» **WHAT TO DO**: Write out the records below word for word, please.
=-=-=
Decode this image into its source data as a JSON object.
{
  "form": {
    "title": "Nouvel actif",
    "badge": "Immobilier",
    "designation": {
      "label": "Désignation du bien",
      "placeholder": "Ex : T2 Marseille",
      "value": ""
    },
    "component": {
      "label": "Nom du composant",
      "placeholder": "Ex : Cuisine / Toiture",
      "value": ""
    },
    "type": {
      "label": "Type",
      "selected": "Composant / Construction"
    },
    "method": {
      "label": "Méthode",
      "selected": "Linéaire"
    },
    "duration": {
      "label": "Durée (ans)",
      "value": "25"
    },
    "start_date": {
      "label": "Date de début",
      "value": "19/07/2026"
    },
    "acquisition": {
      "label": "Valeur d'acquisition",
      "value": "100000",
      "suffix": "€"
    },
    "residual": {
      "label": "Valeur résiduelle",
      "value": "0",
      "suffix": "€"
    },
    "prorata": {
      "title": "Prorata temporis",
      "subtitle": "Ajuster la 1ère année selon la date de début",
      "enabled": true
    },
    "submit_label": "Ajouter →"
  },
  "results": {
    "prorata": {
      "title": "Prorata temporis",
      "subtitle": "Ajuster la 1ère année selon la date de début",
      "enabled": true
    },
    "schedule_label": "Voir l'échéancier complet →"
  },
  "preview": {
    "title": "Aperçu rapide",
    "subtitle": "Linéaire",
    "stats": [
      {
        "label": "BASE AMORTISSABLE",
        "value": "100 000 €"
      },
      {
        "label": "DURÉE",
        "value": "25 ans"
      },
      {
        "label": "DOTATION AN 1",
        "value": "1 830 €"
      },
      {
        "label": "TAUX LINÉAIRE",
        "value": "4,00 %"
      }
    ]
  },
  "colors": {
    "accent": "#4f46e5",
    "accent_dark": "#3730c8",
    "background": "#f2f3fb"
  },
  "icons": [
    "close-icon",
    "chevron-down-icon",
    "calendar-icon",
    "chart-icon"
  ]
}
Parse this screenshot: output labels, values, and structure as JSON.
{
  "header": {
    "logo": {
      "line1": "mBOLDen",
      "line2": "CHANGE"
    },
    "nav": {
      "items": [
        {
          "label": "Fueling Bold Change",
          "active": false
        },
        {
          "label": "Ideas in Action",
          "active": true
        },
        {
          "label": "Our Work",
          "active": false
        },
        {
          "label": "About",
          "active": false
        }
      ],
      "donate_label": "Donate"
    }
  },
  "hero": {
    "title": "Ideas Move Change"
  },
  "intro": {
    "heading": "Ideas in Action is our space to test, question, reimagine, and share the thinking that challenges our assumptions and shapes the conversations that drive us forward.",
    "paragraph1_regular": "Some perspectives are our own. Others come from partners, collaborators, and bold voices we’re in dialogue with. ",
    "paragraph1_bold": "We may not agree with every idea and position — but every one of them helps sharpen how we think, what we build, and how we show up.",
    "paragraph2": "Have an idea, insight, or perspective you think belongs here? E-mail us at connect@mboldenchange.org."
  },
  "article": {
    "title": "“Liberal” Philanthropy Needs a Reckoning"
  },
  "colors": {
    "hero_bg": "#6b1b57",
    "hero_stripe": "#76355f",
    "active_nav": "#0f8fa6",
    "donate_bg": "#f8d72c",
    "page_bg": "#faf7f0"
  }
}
=-=-=
» **ANSWER FOR THE TASK**:
Decode this image into its source data as a JSON object.
{
  "form": {
    "title": "Nouvel actif",
    "badge": "Immobilier",
    "designation": {
      "label": "Désignation du bien",
      "placeholder": "Ex : T2 Marseille",
      "value": ""
    },
    "component": {
      "label": "Nom du composant",
      "placeholder": "Ex : Cuisine / Toiture",
      "value": ""
    },
    "type": {
      "label": "Type",
      "selected": "Composant / Construction"
    },
    "method": {
      "label": "Méthode",
      "selected": "Linéaire"
    },
    "duration": {
      "label": "Durée (ans)",
      "value": "25"
    },
    "start_date": {
      "label": "Date de début",
      "value": "19/07/2026"
    },
    "acquisition": {
      "label": "Valeur d'acquisition",
      "value": "100000",
      "suffix": "€"
    },
    "residual": {
      "label": "Valeur résiduelle",
      "value": "0",
      "suffix": "€"
    },
    "prorata": {
      "title": "Prorata temporis",
      "subtitle": "Ajuster la 1ère année selon la date de début",
      "enabled": true
    },
    "submit_label": "Ajouter →"
  },
  "results": {
    "prorata": {
      "title": "Prorata temporis",
      "subtitle": "Ajuster la 1ère année selon la date de début",
      "enabled": true
    },
    "schedule_label": "Voir l'échéancier complet →"
  },
  "preview": {
    "title": "Aperçu rapide",
    "subtitle": "Linéaire",
    "stats": [
      {
        "label": "BASE AMORTISSABLE",
        "value": "100 000 €"
      },
      {
        "label": "DURÉE",
        "value": "25 ans"
      },
      {
        "label": "DOTATION AN 1",
        "value": "1 830 €"
      },
      {
        "label": "TAUX LINÉAIRE",
        "value": "4,00 %"
      }
    ]
  },
  "colors": {
    "accent": "#4f46e5",
    "accent_dark": "#3730c8",
    "background": "#f2f3fb"
  },
  "icons": [
    "close-icon",
    "chevron-down-icon",
    "calendar-icon",
    "chart-icon"
  ]
}
Parse this screenshot: output labels, values, and structure as JSON.
{
  "header": {
    "logo": {
      "line1": "mBOLDen",
      "line2": "CHANGE"
    },
    "nav": {
      "items": [
        {
          "label": "Fueling Bold Change",
          "active": false
        },
        {
          "label": "Ideas in Action",
          "active": true
        },
        {
          "label": "Our Work",
          "active": false
        },
        {
          "label": "About",
          "active": false
        }
      ],
      "donate_label": "Donate"
    }
  },
  "hero": {
    "title": "Ideas Move Change"
  },
  "intro": {
    "heading": "Ideas in Action is our space to test, question, reimagine, and share the thinking that challenges our assumptions and shapes the conversations that drive us forward.",
    "paragraph1_regular": "Some perspectives are our own. Others come from partners, collaborators, and bold voices we’re in dialogue with. ",
    "paragraph1_bold": "We may not agree with every idea and position — but every one of them helps sharpen how we think, what we build, and how we show up.",
    "paragraph2": "Have an idea, insight, or perspective you think belongs here? E-mail us at connect@mboldenchange.org."
  },
  "article": {
    "title": "“Liberal” Philanthropy Needs a Reckoning"
  },
  "colors": {
    "hero_bg": "#6b1b57",
    "hero_stripe": "#76355f",
    "active_nav": "#0f8fa6",
    "donate_bg": "#f8d72c",
    "page_bg": "#faf7f0"
  }
}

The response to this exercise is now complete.